- Exercise -
Each line of the data below must be reproduced without any change.

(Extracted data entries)
################

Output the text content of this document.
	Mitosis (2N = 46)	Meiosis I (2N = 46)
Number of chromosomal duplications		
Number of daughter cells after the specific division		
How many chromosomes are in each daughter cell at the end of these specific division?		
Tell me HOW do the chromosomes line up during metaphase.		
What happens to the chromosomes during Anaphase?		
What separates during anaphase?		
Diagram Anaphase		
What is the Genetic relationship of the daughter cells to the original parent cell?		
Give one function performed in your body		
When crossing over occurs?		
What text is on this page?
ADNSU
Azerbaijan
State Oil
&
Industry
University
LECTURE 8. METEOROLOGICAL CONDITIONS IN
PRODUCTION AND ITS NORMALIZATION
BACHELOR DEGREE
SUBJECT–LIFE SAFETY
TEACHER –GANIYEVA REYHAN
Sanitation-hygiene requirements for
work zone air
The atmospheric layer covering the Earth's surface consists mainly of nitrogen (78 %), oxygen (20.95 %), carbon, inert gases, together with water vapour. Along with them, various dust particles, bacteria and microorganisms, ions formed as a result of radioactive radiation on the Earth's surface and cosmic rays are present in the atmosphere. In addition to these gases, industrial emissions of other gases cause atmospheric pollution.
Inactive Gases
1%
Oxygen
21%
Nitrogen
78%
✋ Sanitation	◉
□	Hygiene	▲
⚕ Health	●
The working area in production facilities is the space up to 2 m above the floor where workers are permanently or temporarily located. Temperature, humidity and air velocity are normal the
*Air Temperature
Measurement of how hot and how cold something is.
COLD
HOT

################

- Answer area -
Output the text content of this document.
	Mitosis (2N = 46)	Meiosis I (2N = 46)
Number of chromosomal duplications		
Number of daughter cells after the specific division		
How many chromosomes are in each daughter cell at the end of these specific division?		
Tell me HOW do the chromosomes line up during metaphase.		
What happens to the chromosomes during Anaphase?		
What separates during anaphase?		
Diagram Anaphase		
What is the Genetic relationship of the daughter cells to the original parent cell?		
Give one function performed in your body		
When crossing over occurs?		
What text is on this page?
ADNSU
Azerbaijan
State Oil
&
Industry
University
LECTURE 8. METEOROLOGICAL CONDITIONS IN
PRODUCTION AND ITS NORMALIZATION
BACHELOR DEGREE
SUBJECT–LIFE SAFETY
TEACHER –GANIYEVA REYHAN
Sanitation-hygiene requirements for
work zone air
The atmospheric layer covering the Earth's surface consists mainly of nitrogen (78 %), oxygen (20.95 %), carbon, inert gases, together with water vapour. Along with them, various dust particles, bacteria and microorganisms, ions formed as a result of radioactive radiation on the Earth's surface and cosmic rays are present in the atmosphere. In addition to these gases, industrial emissions of other gases cause atmospheric pollution.
Inactive Gases
1%
Oxygen
21%
Nitrogen
78%
✋ Sanitation	◉
□	Hygiene	▲
⚕ Health	●
The working area in production facilities is the space up to 2 m above the floor where workers are permanently or temporarily located. Temperature, humidity and air velocity are normal the
*Air Temperature
Measurement of how hot and how cold something is.
COLD
HOT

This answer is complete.